Retype each record shown below, leaving every character as it is.

— START OF Provided material —

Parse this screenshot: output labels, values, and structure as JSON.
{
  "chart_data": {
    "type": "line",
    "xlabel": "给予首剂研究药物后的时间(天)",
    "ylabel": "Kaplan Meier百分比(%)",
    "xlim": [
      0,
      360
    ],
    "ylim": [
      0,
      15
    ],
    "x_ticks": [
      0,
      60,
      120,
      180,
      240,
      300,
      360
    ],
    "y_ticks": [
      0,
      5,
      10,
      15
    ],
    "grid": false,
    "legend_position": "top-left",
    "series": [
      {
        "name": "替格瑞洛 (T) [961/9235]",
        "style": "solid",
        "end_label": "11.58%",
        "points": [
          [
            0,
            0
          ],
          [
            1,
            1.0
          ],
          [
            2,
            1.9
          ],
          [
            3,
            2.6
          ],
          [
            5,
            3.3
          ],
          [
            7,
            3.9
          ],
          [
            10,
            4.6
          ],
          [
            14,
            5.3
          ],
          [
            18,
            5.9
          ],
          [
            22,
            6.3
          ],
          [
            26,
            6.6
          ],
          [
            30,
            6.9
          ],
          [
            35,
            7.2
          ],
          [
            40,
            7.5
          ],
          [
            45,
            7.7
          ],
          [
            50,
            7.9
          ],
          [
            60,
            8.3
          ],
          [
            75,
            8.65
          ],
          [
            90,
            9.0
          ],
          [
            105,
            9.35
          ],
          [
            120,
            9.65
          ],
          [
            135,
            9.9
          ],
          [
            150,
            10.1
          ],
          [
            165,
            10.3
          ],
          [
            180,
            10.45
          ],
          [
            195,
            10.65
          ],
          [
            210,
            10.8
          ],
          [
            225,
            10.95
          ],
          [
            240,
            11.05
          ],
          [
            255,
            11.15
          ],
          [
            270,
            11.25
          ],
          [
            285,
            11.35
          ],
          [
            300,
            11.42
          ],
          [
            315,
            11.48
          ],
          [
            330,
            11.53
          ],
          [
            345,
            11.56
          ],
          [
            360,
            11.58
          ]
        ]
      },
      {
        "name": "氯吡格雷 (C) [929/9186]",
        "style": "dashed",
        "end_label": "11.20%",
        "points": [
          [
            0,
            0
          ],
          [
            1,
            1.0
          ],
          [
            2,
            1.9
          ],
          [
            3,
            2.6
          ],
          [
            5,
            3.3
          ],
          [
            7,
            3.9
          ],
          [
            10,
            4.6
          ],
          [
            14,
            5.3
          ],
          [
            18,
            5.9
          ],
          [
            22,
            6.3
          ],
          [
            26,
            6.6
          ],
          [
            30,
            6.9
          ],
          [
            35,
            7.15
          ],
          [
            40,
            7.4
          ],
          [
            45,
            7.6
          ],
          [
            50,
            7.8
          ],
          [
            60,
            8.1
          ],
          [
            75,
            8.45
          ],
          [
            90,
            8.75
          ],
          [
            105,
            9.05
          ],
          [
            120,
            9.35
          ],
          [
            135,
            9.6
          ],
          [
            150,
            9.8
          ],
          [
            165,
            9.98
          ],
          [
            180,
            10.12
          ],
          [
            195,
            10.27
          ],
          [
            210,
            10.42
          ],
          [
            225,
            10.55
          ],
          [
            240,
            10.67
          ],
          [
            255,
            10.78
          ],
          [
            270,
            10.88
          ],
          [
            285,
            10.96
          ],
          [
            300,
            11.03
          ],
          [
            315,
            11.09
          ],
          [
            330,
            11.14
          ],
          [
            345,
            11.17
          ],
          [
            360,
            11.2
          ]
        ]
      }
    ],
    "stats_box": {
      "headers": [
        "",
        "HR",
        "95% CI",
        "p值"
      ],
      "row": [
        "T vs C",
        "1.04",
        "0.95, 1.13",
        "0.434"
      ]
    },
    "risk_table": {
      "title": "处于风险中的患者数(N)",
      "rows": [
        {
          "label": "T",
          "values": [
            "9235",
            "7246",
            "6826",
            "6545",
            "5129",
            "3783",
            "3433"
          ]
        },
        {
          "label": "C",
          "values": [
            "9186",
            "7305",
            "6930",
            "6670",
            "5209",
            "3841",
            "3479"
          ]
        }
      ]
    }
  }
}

— END OF Provided material —

Task output >>
Parse this screenshot: output labels, values, and structure as JSON.
{
  "chart_data": {
    "type": "line",
    "xlabel": "给予首剂研究药物后的时间(天)",
    "ylabel": "Kaplan Meier百分比(%)",
    "xlim": [
      0,
      360
    ],
    "ylim": [
      0,
      15
    ],
    "x_ticks": [
      0,
      60,
      120,
      180,
      240,
      300,
      360
    ],
    "y_ticks": [
      0,
      5,
      10,
      15
    ],
    "grid": false,
    "legend_position": "top-left",
    "series": [
      {
        "name": "替格瑞洛 (T) [961/9235]",
        "style": "solid",
        "end_label": "11.58%",
        "points": [
          [
            0,
            0
          ],
          [
            1,
            1.0
          ],
          [
            2,
            1.9
          ],
          [
            3,
            2.6
          ],
          [
            5,
            3.3
          ],
          [
            7,
            3.9
          ],
          [
            10,
            4.6
          ],
          [
            14,
            5.3
          ],
          [
            18,
            5.9
          ],
          [
            22,
            6.3
          ],
          [
            26,
            6.6
          ],
          [
            30,
            6.9
          ],
          [
            35,
            7.2
          ],
          [
            40,
            7.5
          ],
          [
            45,
            7.7
          ],
          [
            50,
            7.9
          ],
          [
            60,
            8.3
          ],
          [
            75,
            8.65
          ],
          [
            90,
            9.0
          ],
          [
            105,
            9.35
          ],
          [
            120,
            9.65
          ],
          [
            135,
            9.9
          ],
          [
            150,
            10.1
          ],
          [
            165,
            10.3
          ],
          [
            180,
            10.45
          ],
          [
            195,
            10.65
          ],
          [
            210,
            10.8
          ],
          [
            225,
            10.95
          ],
          [
            240,
            11.05
          ],
          [
            255,
            11.15
          ],
          [
            270,
            11.25
          ],
          [
            285,
            11.35
          ],
          [
            300,
            11.42
          ],
          [
            315,
            11.48
          ],
          [
            330,
            11.53
          ],
          [
            345,
            11.56
          ],
          [
            360,
            11.58
          ]
        ]
      },
      {
        "name": "氯吡格雷 (C) [929/9186]",
        "style": "dashed",
        "end_label": "11.20%",
        "points": [
          [
            0,
            0
          ],
          [
            1,
            1.0
          ],
          [
            2,
            1.9
          ],
          [
            3,
            2.6
          ],
          [
            5,
            3.3
          ],
          [
            7,
            3.9
          ],
          [
            10,
            4.6
          ],
          [
            14,
            5.3
          ],
          [
            18,
            5.9
          ],
          [
            22,
            6.3
          ],
          [
            26,
            6.6
          ],
          [
            30,
            6.9
          ],
          [
            35,
            7.15
          ],
          [
            40,
            7.4
          ],
          [
            45,
            7.6
          ],
          [
            50,
            7.8
          ],
          [
            60,
            8.1
          ],
          [
            75,
            8.45
          ],
          [
            90,
            8.75
          ],
          [
            105,
            9.05
          ],
          [
            120,
            9.35
          ],
          [
            135,
            9.6
          ],
          [
            150,
            9.8
          ],
          [
            165,
            9.98
          ],
          [
            180,
            10.12
          ],
          [
            195,
            10.27
          ],
          [
            210,
            10.42
          ],
          [
            225,
            10.55
          ],
          [
            240,
            10.67
          ],
          [
            255,
            10.78
          ],
          [
            270,
            10.88
          ],
          [
            285,
            10.96
          ],
          [
            300,
            11.03
          ],
          [
            315,
            11.09
          ],
          [
            330,
            11.14
          ],
          [
            345,
            11.17
          ],
          [
            360,
            11.2
          ]
        ]
      }
    ],
    "stats_box": {
      "headers": [
        "",
        "HR",
        "95% CI",
        "p值"
      ],
      "row": [
        "T vs C",
        "1.04",
        "0.95, 1.13",
        "0.434"
      ]
    },
    "risk_table": {
      "title": "处于风险中的患者数(N)",
      "rows": [
        {
          "label": "T",
          "values": [
            "9235",
            "7246",
            "6826",
            "6545",
            "5129",
            "3783",
            "3433"
          ]
        },
        {
          "label": "C",
          "values": [
            "9186",
            "7305",
            "6930",
            "6670",
            "5209",
            "3841",
            "3479"
          ]
        }
      ]
    }
  }
}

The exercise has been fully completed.